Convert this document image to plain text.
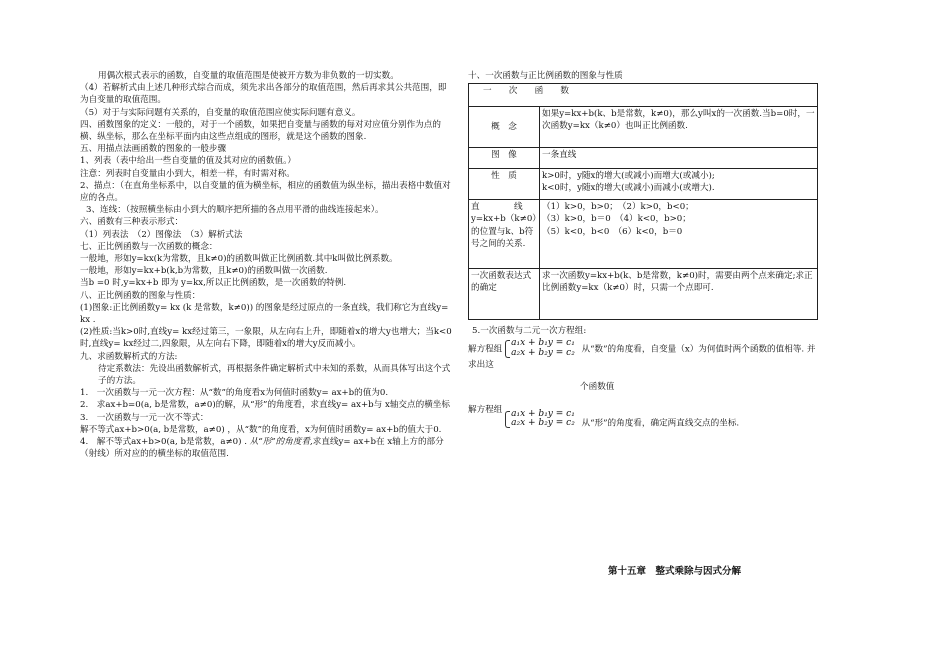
用偶次根式表示的函数，自变量的取值范围是使被开方数为非负数的一切实数。

（4）若解析式由上述几种形式综合而成，须先求出各部分的取值范围，然后再求其公共范围，即为自变量的取值范围。

（5）对于与实际问题有关系的，自变量的取值范围应使实际问题有意义。

四、函数图象的定义：一般的，对于一个函数，如果把自变量与函数的每对对应值分别作为点的横、纵坐标，那么在坐标平面内由这些点组成的图形，就是这个函数的图象.

五、用描点法画函数的图象的一般步骤

1、列表（表中给出一些自变量的值及其对应的函数值。）

注意：列表时自变量由小到大，相差一样，有时需对称。

2、描点：（在直角坐标系中，以自变量的值为横坐标，相应的函数值为纵坐标，描出表格中数值对应的各点。

3、连线：（按照横坐标由小到大的顺序把所描的各点用平滑的曲线连接起来）。

六、函数有三种表示形式：

（1）列表法　（2）图像法　（3）解析式法

七、正比例函数与一次函数的概念：

一般地，形如y=kx(k为常数，且k≠0)的函数叫做正比例函数.其中k叫做比例系数。

一般地，形如y=kx+b(k,b为常数，且k≠0)的函数叫做一次函数.

当b =0 时,y=kx+b 即为 y=kx,所以正比例函数，是一次函数的特例.

八、正比例函数的图象与性质：

(1)图象:正比例函数y= kx (k 是常数，k≠0)) 的图象是经过原点的一条直线，我们称它为直线y= kx .

(2)性质:当k>0时,直线y= kx经过第三，一象限，从左向右上升，即随着x的增大y也增大；当k<0时,直线y= kx经过二,四象限，从左向右下降，即随着x的增大y反而减小。

九、求函数解析式的方法:

待定系数法：先设出函数解析式，再根据条件确定解析式中未知的系数，从而具体写出这个式子的方法。

1.　一次函数与一元一次方程：从“数”的角度看x为何值时函数y= ax+b的值为0.

2.　求ax+b=0(a, b是常数，a≠0)的解，从“形”的角度看，求直线y= ax+b与 x轴交点的横坐标

3.　一次函数与一元一次不等式：

解不等式ax+b>0(a, b是常数，a≠0) ，从“数”的角度看，x为何值时函数y= ax+b的值大于0.

4.　解不等式ax+b>0(a, b是常数，a≠0) . 从“形”的角度看,求直线y= ax+b在 x轴上方的部分（射线）所对应的的横坐标的取值范围.

十、一次函数与正比例函数的图象与性质

一　　次　　函　　数	
概　念	如果y=kx+b(k、b是常数，k≠0)，那么y叫x的一次函数.当b=0时，一次函数y=kx（k≠0）也叫正比例函数.
图　像	一条直线
性　质	k>0时，y随x的增大(或减小)而增大(或减小);
k<0时，y随x的增大(或减小)而减小(或增大).
直　　　　线y=kx+b（k≠0）的位置与k、b符号之间的关系.	（1）k>0，b>0；　（2）k>0，b<0；
（3）k>0，b＝0　（4）k<0，b>0；
（5）k<0，b<0　（6）k<0，b＝0
一次函数表达式的确定	求一次函数y=kx+b(k、b是常数，k≠0)时，需要由两个点来确定;求正比例函数y=kx（k≠0）时，只需一个点即可.

5.一次函数与二元一次方程组:

解方程组
a₁x + b₁y = c₁
a₂x + b₂y = c₂ 从“数”的角度看，自变量（x）为何值时两个函数的值相等. 并求出这

个函数值

解方程组 a₁x + b₁y = c₁
a₂x + b₂y = c₂ 从“形”的角度看，确定两直线交点的坐标.
第十五章　整式乘除与因式分解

☆ ☆ ☆ ☆ ☆

Exercise description: Show the lines of the data that hold the word "解不等式ax".

Response to the task:
解不等式ax+b>0(a, b是常数，a≠0) ，从“数”的角度看，x为何值时函数y= ax+b的值大于0.
4.　解不等式ax+b>0(a, b是常数，a≠0) . 从“形”的角度看,求直线y= ax+b在 x轴上方的部分（射线）所对应的的横坐标的取值范围.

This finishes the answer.